--- BEGIN Record excerpts ---

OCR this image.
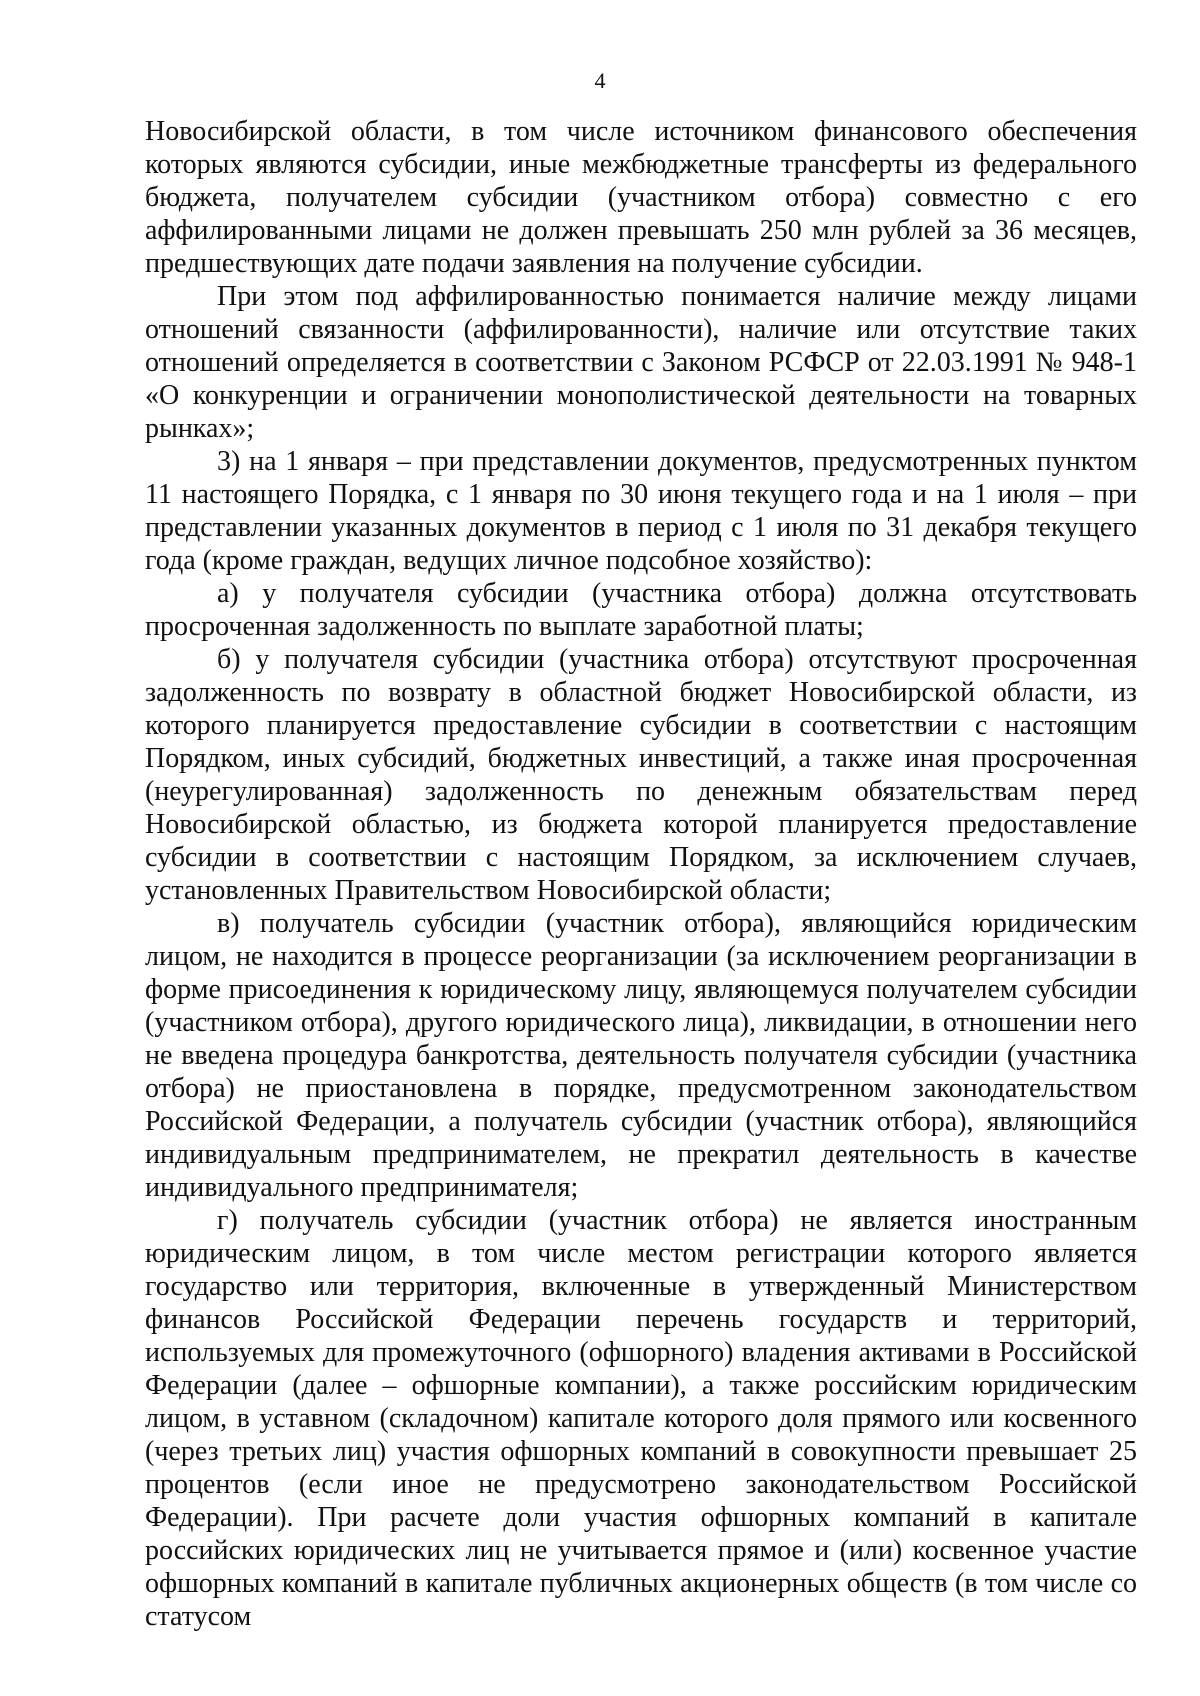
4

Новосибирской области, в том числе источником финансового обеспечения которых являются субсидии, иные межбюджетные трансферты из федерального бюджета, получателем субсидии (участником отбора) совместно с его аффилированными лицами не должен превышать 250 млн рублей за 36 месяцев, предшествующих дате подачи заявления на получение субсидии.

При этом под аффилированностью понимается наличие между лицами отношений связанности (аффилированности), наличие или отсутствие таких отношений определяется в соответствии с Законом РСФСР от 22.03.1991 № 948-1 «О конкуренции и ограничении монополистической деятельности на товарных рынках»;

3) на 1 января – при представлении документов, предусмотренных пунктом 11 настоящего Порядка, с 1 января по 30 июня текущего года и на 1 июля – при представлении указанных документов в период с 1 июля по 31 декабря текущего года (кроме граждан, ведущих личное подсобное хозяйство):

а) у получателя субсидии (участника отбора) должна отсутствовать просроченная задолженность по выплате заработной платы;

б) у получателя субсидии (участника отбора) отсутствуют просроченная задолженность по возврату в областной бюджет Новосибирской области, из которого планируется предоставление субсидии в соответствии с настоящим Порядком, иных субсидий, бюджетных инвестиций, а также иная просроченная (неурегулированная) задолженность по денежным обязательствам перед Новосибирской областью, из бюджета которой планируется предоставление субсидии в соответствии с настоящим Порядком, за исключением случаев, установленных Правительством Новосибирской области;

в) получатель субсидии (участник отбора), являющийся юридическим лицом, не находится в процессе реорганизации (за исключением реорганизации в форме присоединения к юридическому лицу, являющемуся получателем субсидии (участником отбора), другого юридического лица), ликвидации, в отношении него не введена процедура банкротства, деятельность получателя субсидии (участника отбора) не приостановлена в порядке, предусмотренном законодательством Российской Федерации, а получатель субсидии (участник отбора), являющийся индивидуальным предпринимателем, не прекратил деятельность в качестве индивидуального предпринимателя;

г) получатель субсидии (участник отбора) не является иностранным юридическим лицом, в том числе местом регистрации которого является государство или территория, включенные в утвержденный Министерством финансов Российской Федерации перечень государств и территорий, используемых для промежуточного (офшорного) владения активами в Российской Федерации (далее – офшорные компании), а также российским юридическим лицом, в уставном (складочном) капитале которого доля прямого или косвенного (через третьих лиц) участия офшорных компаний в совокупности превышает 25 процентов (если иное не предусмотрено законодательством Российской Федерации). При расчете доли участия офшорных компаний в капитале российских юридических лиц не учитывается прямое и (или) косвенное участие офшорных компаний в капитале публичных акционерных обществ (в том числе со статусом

--- END Record excerpts ---

§ Required task: Give an exact copy of the material, leaving out every picture.

§ Answer to this problem:
OCR this image.
4

Новосибирской области, в том числе источником финансового обеспечения которых являются субсидии, иные межбюджетные трансферты из федерального бюджета, получателем субсидии (участником отбора) совместно с его аффилированными лицами не должен превышать 250 млн рублей за 36 месяцев, предшествующих дате подачи заявления на получение субсидии.

При этом под аффилированностью понимается наличие между лицами отношений связанности (аффилированности), наличие или отсутствие таких отношений определяется в соответствии с Законом РСФСР от 22.03.1991 № 948-1 «О конкуренции и ограничении монополистической деятельности на товарных рынках»;

3) на 1 января – при представлении документов, предусмотренных пунктом 11 настоящего Порядка, с 1 января по 30 июня текущего года и на 1 июля – при представлении указанных документов в период с 1 июля по 31 декабря текущего года (кроме граждан, ведущих личное подсобное хозяйство):

а) у получателя субсидии (участника отбора) должна отсутствовать просроченная задолженность по выплате заработной платы;

б) у получателя субсидии (участника отбора) отсутствуют просроченная задолженность по возврату в областной бюджет Новосибирской области, из которого планируется предоставление субсидии в соответствии с настоящим Порядком, иных субсидий, бюджетных инвестиций, а также иная просроченная (неурегулированная) задолженность по денежным обязательствам перед Новосибирской областью, из бюджета которой планируется предоставление субсидии в соответствии с настоящим Порядком, за исключением случаев, установленных Правительством Новосибирской области;

в) получатель субсидии (участник отбора), являющийся юридическим лицом, не находится в процессе реорганизации (за исключением реорганизации в форме присоединения к юридическому лицу, являющемуся получателем субсидии (участником отбора), другого юридического лица), ликвидации, в отношении него не введена процедура банкротства, деятельность получателя субсидии (участника отбора) не приостановлена в порядке, предусмотренном законодательством Российской Федерации, а получатель субсидии (участник отбора), являющийся индивидуальным предпринимателем, не прекратил деятельность в качестве индивидуального предпринимателя;

г) получатель субсидии (участник отбора) не является иностранным юридическим лицом, в том числе местом регистрации которого является государство или территория, включенные в утвержденный Министерством финансов Российской Федерации перечень государств и территорий, используемых для промежуточного (офшорного) владения активами в Российской Федерации (далее – офшорные компании), а также российским юридическим лицом, в уставном (складочном) капитале которого доля прямого или косвенного (через третьих лиц) участия офшорных компаний в совокупности превышает 25 процентов (если иное не предусмотрено законодательством Российской Федерации). При расчете доли участия офшорных компаний в капитале российских юридических лиц не учитывается прямое и (или) косвенное участие офшорных компаний в капитале публичных акционерных обществ (в том числе со статусом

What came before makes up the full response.